### YOUR INSTRUCTIONS
Single out the lines that include the word "componenti". Copy them.
----- GIVEN RECORDS -----
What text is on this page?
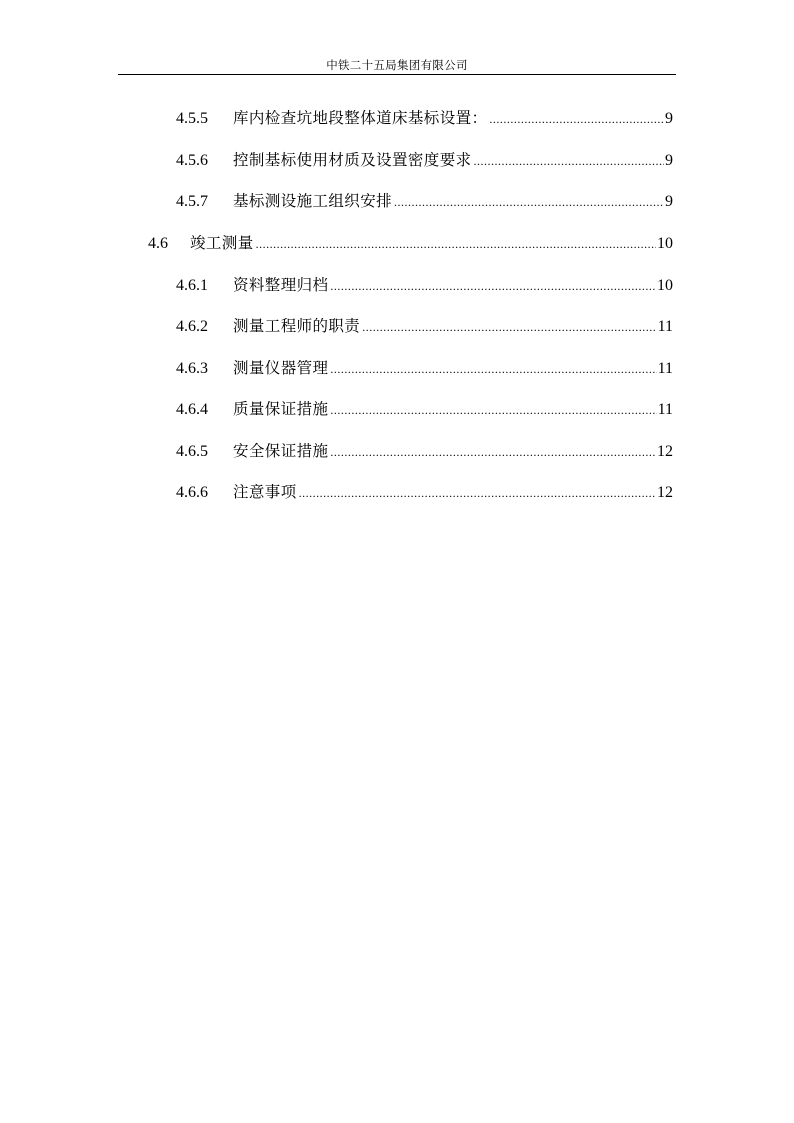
中铁二十五局集团有限公司
4.5.5	库内检查坑地段整体道床基标设置： .....	9
4.5.6	控制基标使用材质及设置密度要求 .....	9
4.5.7	基标测设施工组织安排 .....	9
4.6	竣工测量 .....	10
4.6.1	资料整理归档 .....	10
4.6.2	测量工程师的职责 .....	11
4.6.3	测量仪器管理 .....	11
4.6.4	质量保证措施 .....	11
4.6.5	安全保证措施 .....	12
4.6.6	注意事项 .....	12
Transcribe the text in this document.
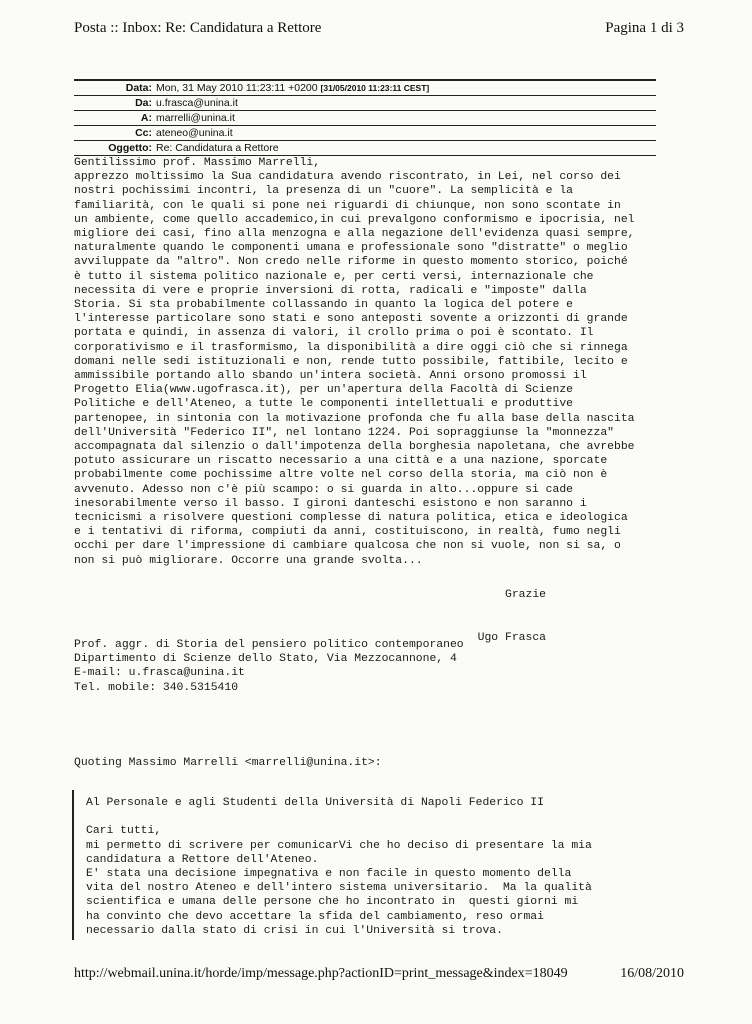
Posta :: Inbox: Re: Candidatura a Rettore	Pagina 1 di 3
Data: Mon, 31 May 2010 11:23:11 +0200 [31/05/2010 11:23:11 CEST]
Da: u.frasca@unina.it
A: marrelli@unina.it
Cc: ateneo@unina.it
Oggetto: Re: Candidatura a Rettore
Gentilissimo prof. Massimo Marrelli,
apprezzo moltissimo la Sua candidatura avendo riscontrato, in Lei, nel corso dei
nostri pochissimi incontri, la presenza di un "cuore". La semplicità e la
familiarità, con le quali si pone nei riguardi di chiunque, non sono scontate in
un ambiente, come quello accademico,in cui prevalgono conformismo e ipocrisia, nel
migliore dei casi, fino alla menzogna e alla negazione dell'evidenza quasi sempre,
naturalmente quando le componenti umana e professionale sono "distratte" o meglio
avviluppate da "altro". Non credo nelle riforme in questo momento storico, poiché
è tutto il sistema politico nazionale e, per certi versi, internazionale che
necessita di vere e proprie inversioni di rotta, radicali e "imposte" dalla
Storia. Si sta probabilmente collassando in quanto la logica del potere e
l'interesse particolare sono stati e sono anteposti sovente a orizzonti di grande
portata e quindi, in assenza di valori, il crollo prima o poi è scontato. Il
corporativismo e il trasformismo, la disponibilità a dire oggi ciò che si rinnega
domani nelle sedi istituzionali e non, rende tutto possibile, fattibile, lecito e
ammissibile portando allo sbando un'intera società. Anni orsono promossi il
Progetto Elia(www.ugofrasca.it), per un'apertura della Facoltà di Scienze
Politiche e dell'Ateneo, a tutte le componenti intellettuali e produttive
partenopee, in sintonia con la motivazione profonda che fu alla base della nascita
dell'Università "Federico II", nel lontano 1224. Poi sopraggiunse la "monnezza"
accompagnata dal silenzio o dall'impotenza della borghesia napoletana, che avrebbe
potuto assicurare un riscatto necessario a una città e a una nazione, sporcate
probabilmente come pochissime altre volte nel corso della storia, ma ciò non è
avvenuto. Adesso non c'è più scampo: o si guarda in alto...oppure si cade
inesorabilmente verso il basso. I gironi danteschi esistono e non saranno i
tecnicismi a risolvere questioni complesse di natura politica, etica e ideologica
e i tentativi di riforma, compiuti da anni, costituiscono, in realtà, fumo negli
occhi per dare l'impressione di cambiare qualcosa che non si vuole, non si sa, o
non si può migliorare. Occorre una grande svolta...

Grazie

Ugo Frasca

Prof. aggr. di Storia del pensiero politico contemporaneo
Dipartimento di Scienze dello Stato, Via Mezzocannone, 4
E-mail: u.frasca@unina.it
Tel. mobile: 340.5315410
Quoting Massimo Marrelli <marrelli@unina.it>:
Al Personale e agli Studenti della Università di Napoli Federico II

Cari tutti,
mi permetto di scrivere per comunicarVi che ho deciso di presentare la mia
candidatura a Rettore dell'Ateneo.
E' stata una decisione impegnativa e non facile in questo momento della
vita del nostro Ateneo e dell'intero sistema universitario.  Ma la qualità
scientifica e umana delle persone che ho incontrato in  questi giorni mi
ha convinto che devo accettare la sfida del cambiamento, reso ormai
necessario dalla stato di crisi in cui l'Università si trova.
http://webmail.unina.it/horde/imp/message.php?actionID=print_message&index=18049	16/08/2010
-----
### EXERCISE ANSWER
naturalmente quando le componenti umana e professionale sono "distratte" o meglio
Politiche e dell'Ateneo, a tutte le componenti intellettuali e produttive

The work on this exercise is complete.